[start]
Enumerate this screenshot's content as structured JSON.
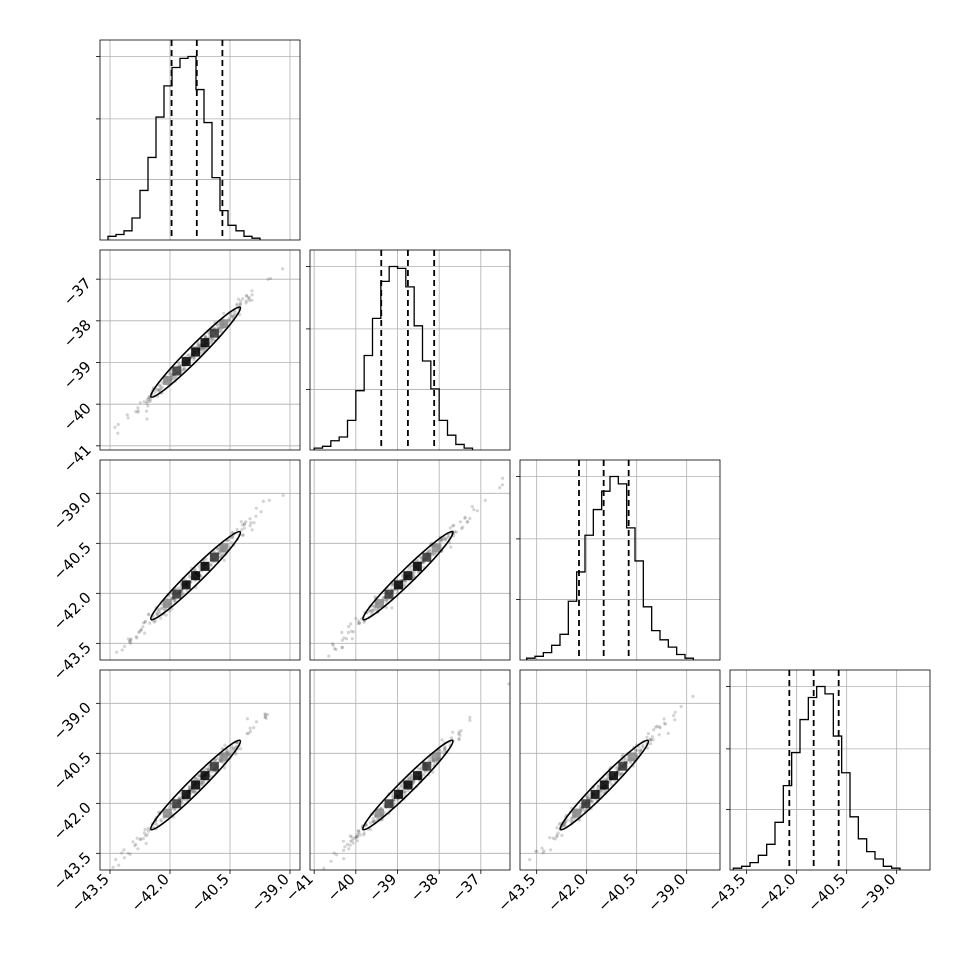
{
  "chart_data": {
    "type": "scatter",
    "kind": "corner",
    "title": "",
    "grid": true,
    "n_params": 4,
    "parameters": [
      {
        "ticks": [
          -43.5,
          -42.0,
          -40.5,
          -39.0
        ],
        "tick_labels": [
          "−43.5",
          "−42.0",
          "−40.5",
          "−39.0"
        ],
        "range": [
          -43.75,
          -38.75
        ],
        "mean": -41.36,
        "sigma": 0.56,
        "quantiles": [
          -41.96,
          -41.33,
          -40.69
        ]
      },
      {
        "ticks": [
          -41,
          -40,
          -39,
          -38,
          -37
        ],
        "tick_labels": [
          "−41",
          "−40",
          "−39",
          "−38",
          "−37"
        ],
        "range": [
          -41.1,
          -36.3
        ],
        "mean": -38.75,
        "sigma": 0.54,
        "quantiles": [
          -39.39,
          -38.75,
          -38.12
        ]
      },
      {
        "ticks": [
          -43.5,
          -42.0,
          -40.5,
          -39.0
        ],
        "tick_labels": [
          "−43.5",
          "−42.0",
          "−40.5",
          "−39.0"
        ],
        "range": [
          -44.0,
          -38.0
        ],
        "mean": -41.47,
        "sigma": 0.66,
        "quantiles": [
          -42.23,
          -41.49,
          -40.74
        ]
      },
      {
        "ticks": [
          -43.5,
          -42.0,
          -40.5,
          -39.0
        ],
        "tick_labels": [
          "−43.5",
          "−42.0",
          "−40.5",
          "−39.0"
        ],
        "range": [
          -44.0,
          -38.0
        ],
        "mean": -41.45,
        "sigma": 0.67,
        "quantiles": [
          -42.22,
          -41.49,
          -40.74
        ]
      }
    ],
    "histograms": [
      {
        "param": 0,
        "edges_from": -43.55,
        "bin_width": 0.2,
        "counts": [
          0.02,
          0.03,
          0.05,
          0.12,
          0.27,
          0.45,
          0.67,
          0.84,
          0.94,
          0.99,
          1.0,
          0.82,
          0.64,
          0.34,
          0.16,
          0.08,
          0.05,
          0.02,
          0.01
        ]
      },
      {
        "param": 1,
        "edges_from": -41.0,
        "bin_width": 0.2,
        "counts": [
          0.01,
          0.02,
          0.05,
          0.07,
          0.16,
          0.32,
          0.51,
          0.71,
          0.91,
          0.99,
          0.98,
          0.88,
          0.67,
          0.48,
          0.33,
          0.16,
          0.08,
          0.03,
          0.01
        ]
      },
      {
        "param": 2,
        "edges_from": -43.8,
        "bin_width": 0.25,
        "counts": [
          0.01,
          0.02,
          0.04,
          0.08,
          0.14,
          0.32,
          0.48,
          0.68,
          0.82,
          0.92,
          1.0,
          0.96,
          0.72,
          0.54,
          0.29,
          0.16,
          0.11,
          0.07,
          0.03,
          0.01
        ]
      },
      {
        "param": 3,
        "edges_from": -43.9,
        "bin_width": 0.25,
        "counts": [
          0.01,
          0.02,
          0.04,
          0.08,
          0.14,
          0.26,
          0.46,
          0.64,
          0.82,
          0.94,
          1.0,
          0.96,
          0.73,
          0.53,
          0.29,
          0.17,
          0.1,
          0.06,
          0.02,
          0.01
        ]
      }
    ],
    "pairs": [
      {
        "x_param": 0,
        "y_param": 1,
        "correlation": 0.99
      },
      {
        "x_param": 0,
        "y_param": 2,
        "correlation": 0.99
      },
      {
        "x_param": 1,
        "y_param": 2,
        "correlation": 0.99
      },
      {
        "x_param": 0,
        "y_param": 3,
        "correlation": 0.99
      },
      {
        "x_param": 1,
        "y_param": 3,
        "correlation": 0.99
      },
      {
        "x_param": 2,
        "y_param": 3,
        "correlation": 0.99
      }
    ]
  }
}
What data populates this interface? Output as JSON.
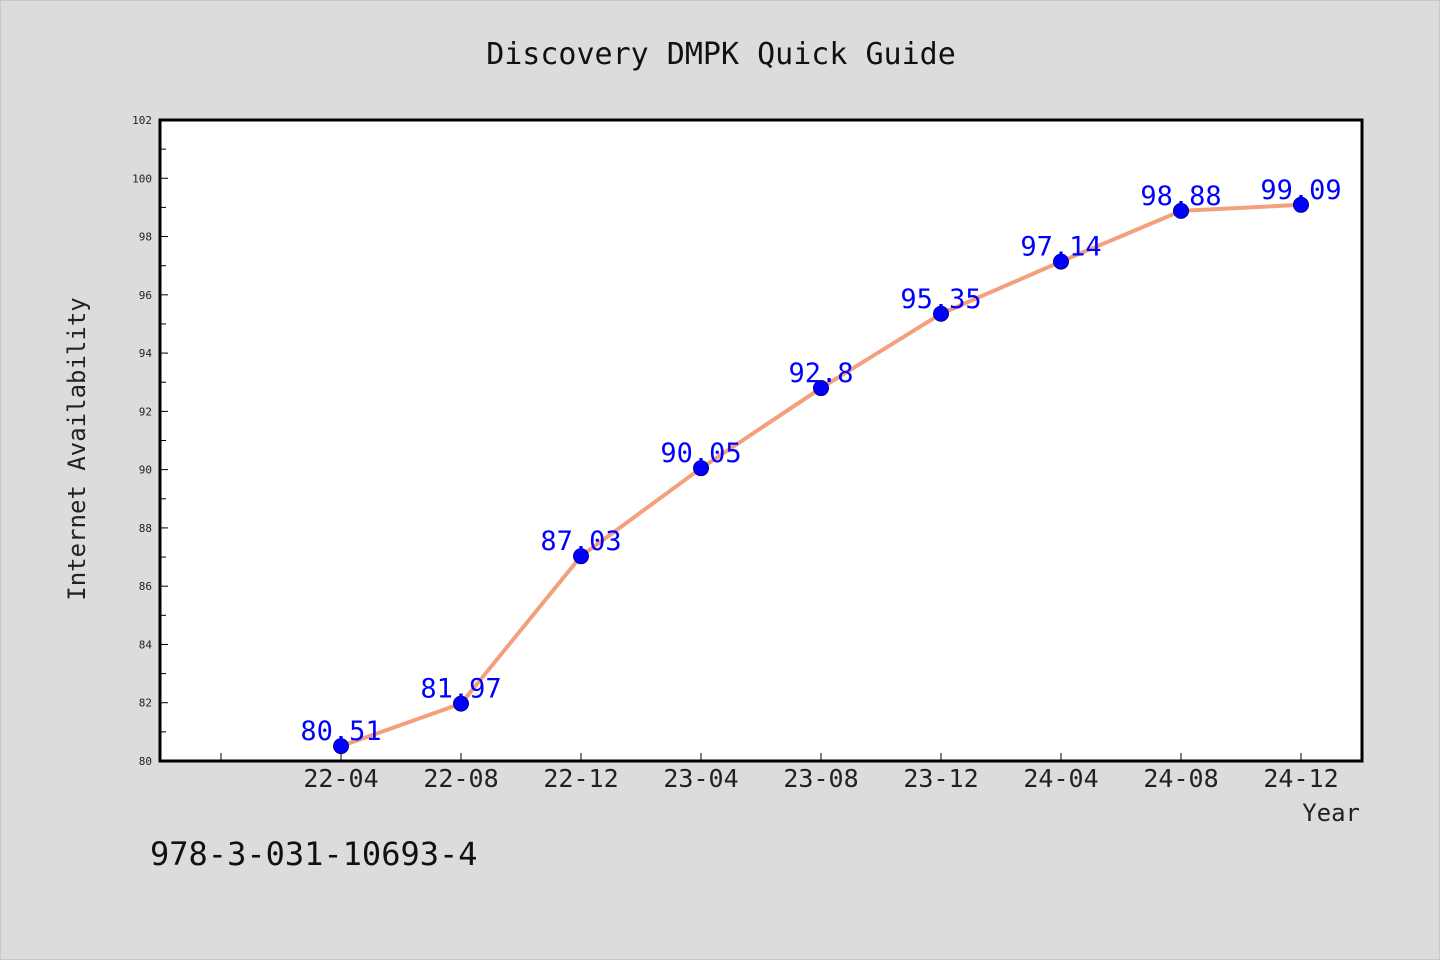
{
  "chart_data": {
    "type": "line",
    "title": "Discovery DMPK Quick Guide",
    "xlabel": "Year",
    "ylabel": "Internet Availability",
    "categories": [
      "22-04",
      "22-08",
      "22-12",
      "23-04",
      "23-08",
      "23-12",
      "24-04",
      "24-08",
      "24-12"
    ],
    "values": [
      80.51,
      81.97,
      87.03,
      90.05,
      92.8,
      95.35,
      97.14,
      98.88,
      99.09
    ],
    "data_labels": [
      "80.51",
      "81.97",
      "87.03",
      "90.05",
      "92.8",
      "95.35",
      "97.14",
      "98.88",
      "99.09"
    ],
    "ylim": [
      80,
      102
    ],
    "yticks": [
      80,
      82,
      84,
      86,
      88,
      90,
      92,
      94,
      96,
      98,
      100,
      102
    ],
    "grid": false,
    "legend": "none",
    "line_color": "#f4a07c",
    "marker_color": "#0000ff",
    "label_color": "#0000ff"
  },
  "footer_note": "978-3-031-10693-4"
}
[end]
Copy out every line from the material above in which the word "JSON" appears.

Enumerate this screenshot's content as structured JSON.
What data populates this interface? Output as JSON.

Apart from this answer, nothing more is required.